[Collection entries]

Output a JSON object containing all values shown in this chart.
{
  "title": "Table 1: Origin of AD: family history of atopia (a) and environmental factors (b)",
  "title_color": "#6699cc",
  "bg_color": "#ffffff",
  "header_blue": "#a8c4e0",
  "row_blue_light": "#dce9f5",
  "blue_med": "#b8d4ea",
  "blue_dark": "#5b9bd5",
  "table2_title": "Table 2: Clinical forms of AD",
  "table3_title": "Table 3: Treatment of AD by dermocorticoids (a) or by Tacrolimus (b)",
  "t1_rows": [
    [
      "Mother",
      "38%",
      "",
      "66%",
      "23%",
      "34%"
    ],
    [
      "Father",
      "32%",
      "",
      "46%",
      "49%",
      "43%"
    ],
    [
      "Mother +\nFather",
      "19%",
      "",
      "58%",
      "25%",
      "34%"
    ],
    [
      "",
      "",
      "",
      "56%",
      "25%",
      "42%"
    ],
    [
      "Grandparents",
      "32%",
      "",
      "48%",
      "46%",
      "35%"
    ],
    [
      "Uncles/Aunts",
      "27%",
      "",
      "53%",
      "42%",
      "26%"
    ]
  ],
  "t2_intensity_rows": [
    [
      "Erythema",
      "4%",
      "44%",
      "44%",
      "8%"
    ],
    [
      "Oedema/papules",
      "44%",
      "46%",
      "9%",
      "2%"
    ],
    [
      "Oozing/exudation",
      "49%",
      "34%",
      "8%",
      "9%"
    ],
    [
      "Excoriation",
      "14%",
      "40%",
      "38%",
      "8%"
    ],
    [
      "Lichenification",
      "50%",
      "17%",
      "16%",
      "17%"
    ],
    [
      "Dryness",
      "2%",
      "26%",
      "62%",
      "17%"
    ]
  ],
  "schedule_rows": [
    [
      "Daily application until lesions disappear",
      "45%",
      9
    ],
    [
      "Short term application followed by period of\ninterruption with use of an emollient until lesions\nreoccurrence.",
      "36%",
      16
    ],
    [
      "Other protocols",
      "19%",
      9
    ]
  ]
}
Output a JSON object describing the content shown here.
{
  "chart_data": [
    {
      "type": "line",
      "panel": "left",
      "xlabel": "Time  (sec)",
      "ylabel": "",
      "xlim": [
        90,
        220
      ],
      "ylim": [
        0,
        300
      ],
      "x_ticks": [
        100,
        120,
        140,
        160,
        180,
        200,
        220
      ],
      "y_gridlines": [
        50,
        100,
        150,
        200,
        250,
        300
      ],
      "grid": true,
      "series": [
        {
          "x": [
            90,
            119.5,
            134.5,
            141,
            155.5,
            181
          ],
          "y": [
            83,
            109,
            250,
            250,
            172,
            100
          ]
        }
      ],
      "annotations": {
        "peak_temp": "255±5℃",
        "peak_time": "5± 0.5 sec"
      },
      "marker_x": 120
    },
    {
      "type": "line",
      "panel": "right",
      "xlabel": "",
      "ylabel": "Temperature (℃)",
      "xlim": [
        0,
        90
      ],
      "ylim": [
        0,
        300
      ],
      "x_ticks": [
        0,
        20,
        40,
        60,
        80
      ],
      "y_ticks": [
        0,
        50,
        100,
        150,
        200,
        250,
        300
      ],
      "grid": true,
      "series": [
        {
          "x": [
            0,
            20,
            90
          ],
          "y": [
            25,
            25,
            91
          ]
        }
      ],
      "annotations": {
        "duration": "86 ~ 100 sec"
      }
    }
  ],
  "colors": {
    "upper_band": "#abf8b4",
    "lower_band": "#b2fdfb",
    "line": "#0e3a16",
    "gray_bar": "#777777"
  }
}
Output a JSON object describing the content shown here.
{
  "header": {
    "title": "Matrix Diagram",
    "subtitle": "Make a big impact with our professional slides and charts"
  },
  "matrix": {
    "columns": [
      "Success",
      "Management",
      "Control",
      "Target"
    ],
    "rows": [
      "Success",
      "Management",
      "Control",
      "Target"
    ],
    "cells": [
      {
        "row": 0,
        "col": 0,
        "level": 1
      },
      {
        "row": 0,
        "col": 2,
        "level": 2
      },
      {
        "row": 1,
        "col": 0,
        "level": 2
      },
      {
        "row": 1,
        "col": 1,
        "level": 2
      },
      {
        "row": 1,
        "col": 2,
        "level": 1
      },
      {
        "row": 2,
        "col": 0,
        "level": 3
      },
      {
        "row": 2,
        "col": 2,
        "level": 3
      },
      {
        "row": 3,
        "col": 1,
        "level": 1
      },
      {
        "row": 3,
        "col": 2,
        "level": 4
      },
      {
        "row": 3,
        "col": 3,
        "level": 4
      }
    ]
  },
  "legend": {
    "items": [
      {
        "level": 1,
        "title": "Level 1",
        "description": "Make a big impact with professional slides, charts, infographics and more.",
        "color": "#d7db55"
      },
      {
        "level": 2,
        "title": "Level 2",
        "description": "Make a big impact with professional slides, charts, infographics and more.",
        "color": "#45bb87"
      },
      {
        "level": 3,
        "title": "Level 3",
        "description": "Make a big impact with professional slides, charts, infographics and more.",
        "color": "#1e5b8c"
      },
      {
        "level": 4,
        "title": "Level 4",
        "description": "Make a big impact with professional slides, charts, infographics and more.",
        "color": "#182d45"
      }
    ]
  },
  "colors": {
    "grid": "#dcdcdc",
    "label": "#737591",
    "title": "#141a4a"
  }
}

_Short exercise:_ Write out every line exactly as it stands.

_Finished exercise:_
Output a JSON object containing all values shown in this chart.
{
  "title": "Table 1: Origin of AD: family history of atopia (a) and environmental factors (b)",
  "title_color": "#6699cc",
  "bg_color": "#ffffff",
  "header_blue": "#a8c4e0",
  "row_blue_light": "#dce9f5",
  "blue_med": "#b8d4ea",
  "blue_dark": "#5b9bd5",
  "table2_title": "Table 2: Clinical forms of AD",
  "table3_title": "Table 3: Treatment of AD by dermocorticoids (a) or by Tacrolimus (b)",
  "t1_rows": [
    [
      "Mother",
      "38%",
      "",
      "66%",
      "23%",
      "34%"
    ],
    [
      "Father",
      "32%",
      "",
      "46%",
      "49%",
      "43%"
    ],
    [
      "Mother +\nFather",
      "19%",
      "",
      "58%",
      "25%",
      "34%"
    ],
    [
      "",
      "",
      "",
      "56%",
      "25%",
      "42%"
    ],
    [
      "Grandparents",
      "32%",
      "",
      "48%",
      "46%",
      "35%"
    ],
    [
      "Uncles/Aunts",
      "27%",
      "",
      "53%",
      "42%",
      "26%"
    ]
  ],
  "t2_intensity_rows": [
    [
      "Erythema",
      "4%",
      "44%",
      "44%",
      "8%"
    ],
    [
      "Oedema/papules",
      "44%",
      "46%",
      "9%",
      "2%"
    ],
    [
      "Oozing/exudation",
      "49%",
      "34%",
      "8%",
      "9%"
    ],
    [
      "Excoriation",
      "14%",
      "40%",
      "38%",
      "8%"
    ],
    [
      "Lichenification",
      "50%",
      "17%",
      "16%",
      "17%"
    ],
    [
      "Dryness",
      "2%",
      "26%",
      "62%",
      "17%"
    ]
  ],
  "schedule_rows": [
    [
      "Daily application until lesions disappear",
      "45%",
      9
    ],
    [
      "Short term application followed by period of\ninterruption with use of an emollient until lesions\nreoccurrence.",
      "36%",
      16
    ],
    [
      "Other protocols",
      "19%",
      9
    ]
  ]
}
Output a JSON object describing the content shown here.
{
  "chart_data": [
    {
      "type": "line",
      "panel": "left",
      "xlabel": "Time  (sec)",
      "ylabel": "",
      "xlim": [
        90,
        220
      ],
      "ylim": [
        0,
        300
      ],
      "x_ticks": [
        100,
        120,
        140,
        160,
        180,
        200,
        220
      ],
      "y_gridlines": [
        50,
        100,
        150,
        200,
        250,
        300
      ],
      "grid": true,
      "series": [
        {
          "x": [
            90,
            119.5,
            134.5,
            141,
            155.5,
            181
          ],
          "y": [
            83,
            109,
            250,
            250,
            172,
            100
          ]
        }
      ],
      "annotations": {
        "peak_temp": "255±5℃",
        "peak_time": "5± 0.5 sec"
      },
      "marker_x": 120
    },
    {
      "type": "line",
      "panel": "right",
      "xlabel": "",
      "ylabel": "Temperature (℃)",
      "xlim": [
        0,
        90
      ],
      "ylim": [
        0,
        300
      ],
      "x_ticks": [
        0,
        20,
        40,
        60,
        80
      ],
      "y_ticks": [
        0,
        50,
        100,
        150,
        200,
        250,
        300
      ],
      "grid": true,
      "series": [
        {
          "x": [
            0,
            20,
            90
          ],
          "y": [
            25,
            25,
            91
          ]
        }
      ],
      "annotations": {
        "duration": "86 ~ 100 sec"
      }
    }
  ],
  "colors": {
    "upper_band": "#abf8b4",
    "lower_band": "#b2fdfb",
    "line": "#0e3a16",
    "gray_bar": "#777777"
  }
}
Output a JSON object describing the content shown here.
{
  "header": {
    "title": "Matrix Diagram",
    "subtitle": "Make a big impact with our professional slides and charts"
  },
  "matrix": {
    "columns": [
      "Success",
      "Management",
      "Control",
      "Target"
    ],
    "rows": [
      "Success",
      "Management",
      "Control",
      "Target"
    ],
    "cells": [
      {
        "row": 0,
        "col": 0,
        "level": 1
      },
      {
        "row": 0,
        "col": 2,
        "level": 2
      },
      {
        "row": 1,
        "col": 0,
        "level": 2
      },
      {
        "row": 1,
        "col": 1,
        "level": 2
      },
      {
        "row": 1,
        "col": 2,
        "level": 1
      },
      {
        "row": 2,
        "col": 0,
        "level": 3
      },
      {
        "row": 2,
        "col": 2,
        "level": 3
      },
      {
        "row": 3,
        "col": 1,
        "level": 1
      },
      {
        "row": 3,
        "col": 2,
        "level": 4
      },
      {
        "row": 3,
        "col": 3,
        "level": 4
      }
    ]
  },
  "legend": {
    "items": [
      {
        "level": 1,
        "title": "Level 1",
        "description": "Make a big impact with professional slides, charts, infographics and more.",
        "color": "#d7db55"
      },
      {
        "level": 2,
        "title": "Level 2",
        "description": "Make a big impact with professional slides, charts, infographics and more.",
        "color": "#45bb87"
      },
      {
        "level": 3,
        "title": "Level 3",
        "description": "Make a big impact with professional slides, charts, infographics and more.",
        "color": "#1e5b8c"
      },
      {
        "level": 4,
        "title": "Level 4",
        "description": "Make a big impact with professional slides, charts, infographics and more.",
        "color": "#182d45"
      }
    ]
  },
  "colors": {
    "grid": "#dcdcdc",
    "label": "#737591",
    "title": "#141a4a"
  }
}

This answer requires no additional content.